— START Data to use —

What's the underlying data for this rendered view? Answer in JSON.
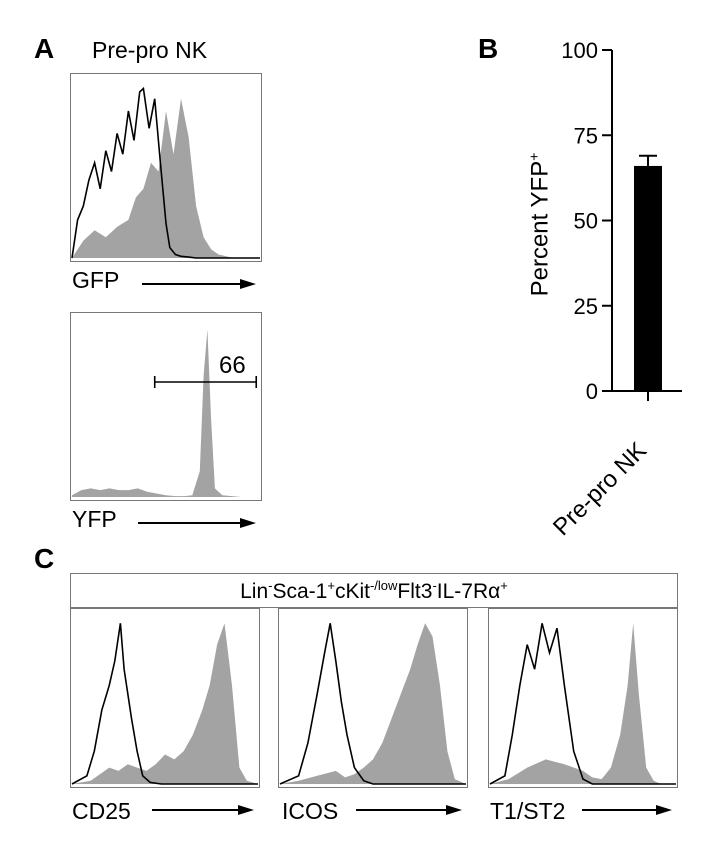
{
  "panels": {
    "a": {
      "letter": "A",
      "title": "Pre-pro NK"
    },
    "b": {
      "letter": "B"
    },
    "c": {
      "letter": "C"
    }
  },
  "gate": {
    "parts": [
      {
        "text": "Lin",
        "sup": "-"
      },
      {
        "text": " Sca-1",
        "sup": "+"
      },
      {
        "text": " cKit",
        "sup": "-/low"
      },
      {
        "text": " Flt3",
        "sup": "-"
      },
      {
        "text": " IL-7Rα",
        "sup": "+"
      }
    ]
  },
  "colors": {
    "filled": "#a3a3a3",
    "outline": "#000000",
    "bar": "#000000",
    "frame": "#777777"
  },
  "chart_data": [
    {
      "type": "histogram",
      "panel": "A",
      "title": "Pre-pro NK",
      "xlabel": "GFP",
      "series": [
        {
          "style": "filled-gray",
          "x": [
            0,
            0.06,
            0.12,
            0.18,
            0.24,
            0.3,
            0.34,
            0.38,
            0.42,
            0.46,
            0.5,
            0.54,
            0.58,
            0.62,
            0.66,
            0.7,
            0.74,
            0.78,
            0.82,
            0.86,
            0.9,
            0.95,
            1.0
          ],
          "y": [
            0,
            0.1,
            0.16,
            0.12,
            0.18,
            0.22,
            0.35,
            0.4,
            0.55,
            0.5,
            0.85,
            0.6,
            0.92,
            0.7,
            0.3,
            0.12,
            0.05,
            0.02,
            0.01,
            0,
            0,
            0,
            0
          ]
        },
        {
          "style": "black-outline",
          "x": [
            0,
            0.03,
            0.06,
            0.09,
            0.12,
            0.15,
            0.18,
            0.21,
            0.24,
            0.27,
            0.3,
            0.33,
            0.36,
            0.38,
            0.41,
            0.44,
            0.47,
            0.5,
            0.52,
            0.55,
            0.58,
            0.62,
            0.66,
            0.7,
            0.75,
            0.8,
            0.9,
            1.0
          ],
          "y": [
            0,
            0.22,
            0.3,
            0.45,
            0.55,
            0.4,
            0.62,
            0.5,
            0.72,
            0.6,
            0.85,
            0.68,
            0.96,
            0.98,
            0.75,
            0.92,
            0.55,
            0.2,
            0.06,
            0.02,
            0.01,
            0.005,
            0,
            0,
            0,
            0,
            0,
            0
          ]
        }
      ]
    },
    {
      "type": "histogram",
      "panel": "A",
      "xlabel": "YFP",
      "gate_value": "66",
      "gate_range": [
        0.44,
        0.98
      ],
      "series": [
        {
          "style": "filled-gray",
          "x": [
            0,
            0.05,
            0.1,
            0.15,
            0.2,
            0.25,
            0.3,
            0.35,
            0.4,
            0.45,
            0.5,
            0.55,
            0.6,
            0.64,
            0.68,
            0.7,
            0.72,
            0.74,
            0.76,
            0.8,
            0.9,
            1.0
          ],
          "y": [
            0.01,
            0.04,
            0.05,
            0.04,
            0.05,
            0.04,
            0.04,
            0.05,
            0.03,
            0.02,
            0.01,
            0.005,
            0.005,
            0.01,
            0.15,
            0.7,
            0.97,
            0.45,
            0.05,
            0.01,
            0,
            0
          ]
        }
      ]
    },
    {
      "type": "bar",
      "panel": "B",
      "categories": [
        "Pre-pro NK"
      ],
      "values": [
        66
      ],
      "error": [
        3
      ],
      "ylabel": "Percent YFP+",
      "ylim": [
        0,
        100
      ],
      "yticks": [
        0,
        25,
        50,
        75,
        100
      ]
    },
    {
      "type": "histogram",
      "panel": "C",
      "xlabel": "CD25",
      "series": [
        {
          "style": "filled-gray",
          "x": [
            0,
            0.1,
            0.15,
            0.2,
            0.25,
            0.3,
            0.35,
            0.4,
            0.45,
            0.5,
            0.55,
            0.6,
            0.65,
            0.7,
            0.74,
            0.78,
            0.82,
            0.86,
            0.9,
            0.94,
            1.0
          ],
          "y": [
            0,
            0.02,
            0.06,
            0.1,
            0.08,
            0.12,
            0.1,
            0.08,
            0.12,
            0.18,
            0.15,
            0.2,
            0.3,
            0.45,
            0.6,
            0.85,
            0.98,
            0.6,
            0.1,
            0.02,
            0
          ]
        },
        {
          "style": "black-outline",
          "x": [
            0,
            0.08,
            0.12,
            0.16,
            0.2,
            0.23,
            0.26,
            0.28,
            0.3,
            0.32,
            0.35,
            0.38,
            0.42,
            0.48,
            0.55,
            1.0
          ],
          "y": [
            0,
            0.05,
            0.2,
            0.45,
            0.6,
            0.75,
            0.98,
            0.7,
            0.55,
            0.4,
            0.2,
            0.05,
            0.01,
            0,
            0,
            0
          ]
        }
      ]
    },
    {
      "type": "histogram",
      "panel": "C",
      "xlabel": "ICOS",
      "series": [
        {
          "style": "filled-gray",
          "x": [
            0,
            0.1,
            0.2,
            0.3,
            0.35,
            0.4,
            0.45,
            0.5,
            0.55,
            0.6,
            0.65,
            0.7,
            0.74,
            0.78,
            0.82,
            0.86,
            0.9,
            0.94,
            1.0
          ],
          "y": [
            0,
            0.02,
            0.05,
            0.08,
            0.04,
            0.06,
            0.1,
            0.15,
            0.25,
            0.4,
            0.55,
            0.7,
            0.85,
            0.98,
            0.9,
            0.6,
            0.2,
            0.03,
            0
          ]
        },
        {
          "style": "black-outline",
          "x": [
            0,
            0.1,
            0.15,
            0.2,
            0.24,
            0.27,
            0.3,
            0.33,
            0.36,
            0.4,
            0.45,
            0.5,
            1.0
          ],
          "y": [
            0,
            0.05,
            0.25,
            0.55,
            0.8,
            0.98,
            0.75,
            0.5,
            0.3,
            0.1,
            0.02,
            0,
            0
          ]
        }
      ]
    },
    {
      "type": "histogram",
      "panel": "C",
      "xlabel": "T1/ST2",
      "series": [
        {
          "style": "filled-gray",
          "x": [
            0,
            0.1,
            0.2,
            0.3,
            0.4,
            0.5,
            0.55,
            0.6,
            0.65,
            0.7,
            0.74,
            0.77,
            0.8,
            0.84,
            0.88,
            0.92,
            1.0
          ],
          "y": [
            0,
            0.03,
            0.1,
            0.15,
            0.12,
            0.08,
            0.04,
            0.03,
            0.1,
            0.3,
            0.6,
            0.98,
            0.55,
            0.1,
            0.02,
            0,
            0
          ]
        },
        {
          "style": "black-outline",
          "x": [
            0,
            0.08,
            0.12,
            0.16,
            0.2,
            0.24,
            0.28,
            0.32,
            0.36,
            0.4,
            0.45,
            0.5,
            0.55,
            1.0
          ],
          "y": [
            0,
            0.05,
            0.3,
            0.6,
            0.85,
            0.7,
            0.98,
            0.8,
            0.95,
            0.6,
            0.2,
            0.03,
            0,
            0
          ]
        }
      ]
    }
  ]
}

— END Data to use —
— START Data to use —

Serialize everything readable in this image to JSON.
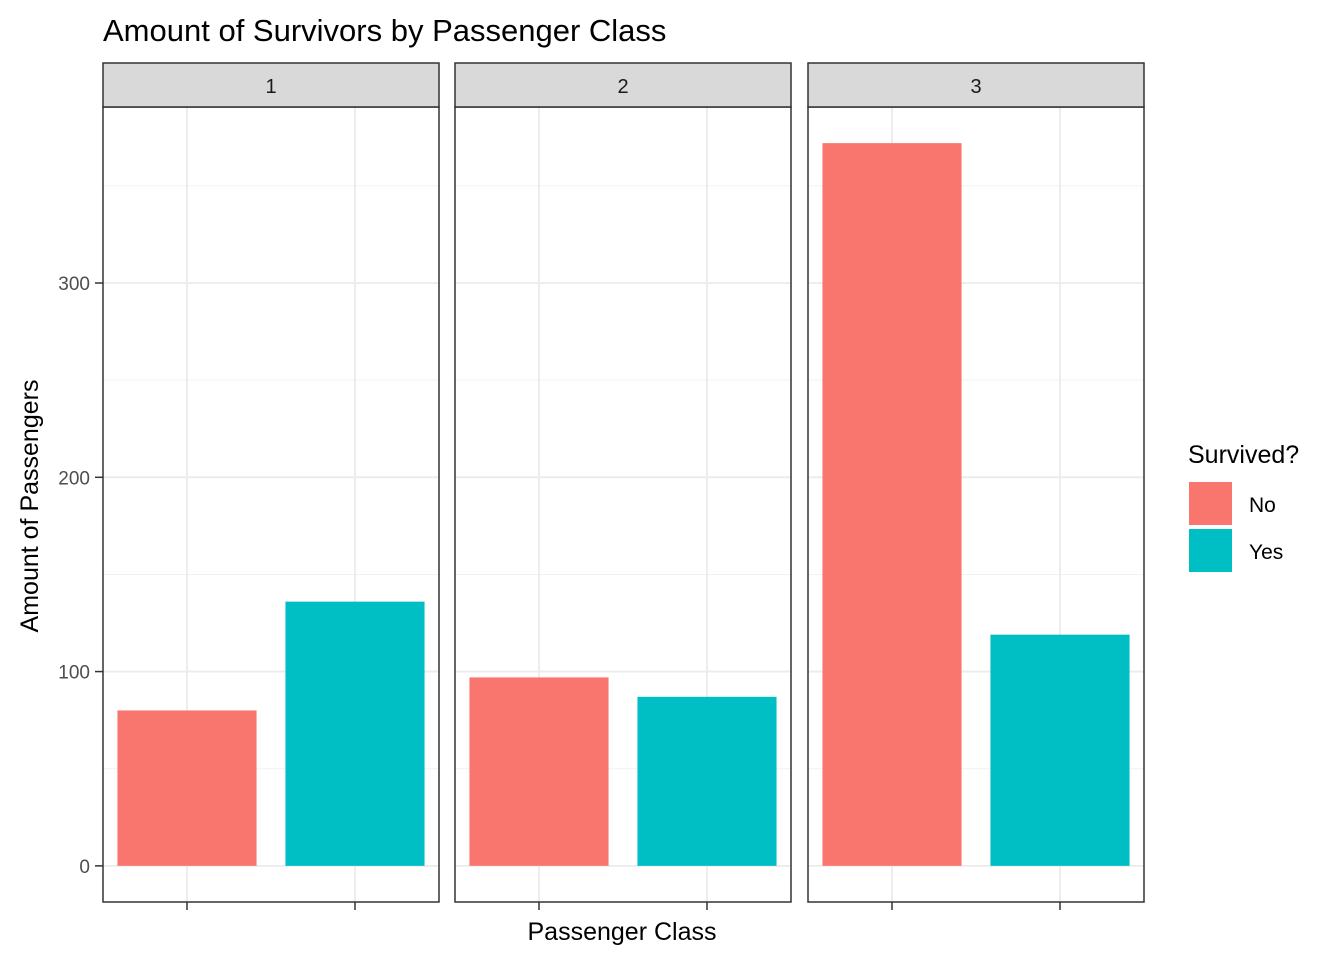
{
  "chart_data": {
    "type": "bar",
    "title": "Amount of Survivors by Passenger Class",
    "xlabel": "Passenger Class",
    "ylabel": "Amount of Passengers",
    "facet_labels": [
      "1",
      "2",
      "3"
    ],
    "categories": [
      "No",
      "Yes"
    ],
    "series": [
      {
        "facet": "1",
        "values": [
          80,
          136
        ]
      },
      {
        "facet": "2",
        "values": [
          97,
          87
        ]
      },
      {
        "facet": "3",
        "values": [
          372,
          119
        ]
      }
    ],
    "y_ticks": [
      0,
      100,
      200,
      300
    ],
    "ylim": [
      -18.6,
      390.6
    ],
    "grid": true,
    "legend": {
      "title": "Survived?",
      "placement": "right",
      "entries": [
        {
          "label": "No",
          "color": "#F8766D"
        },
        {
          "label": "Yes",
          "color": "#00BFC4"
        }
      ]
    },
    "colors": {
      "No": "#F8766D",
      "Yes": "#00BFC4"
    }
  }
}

— END Data to use —

Brief. Which lines of the material contain the string "Amount"? List each of them.

The answer.
    "title": "Amount of Survivors by Passenger Class",
    "ylabel": "Amount of Passengers",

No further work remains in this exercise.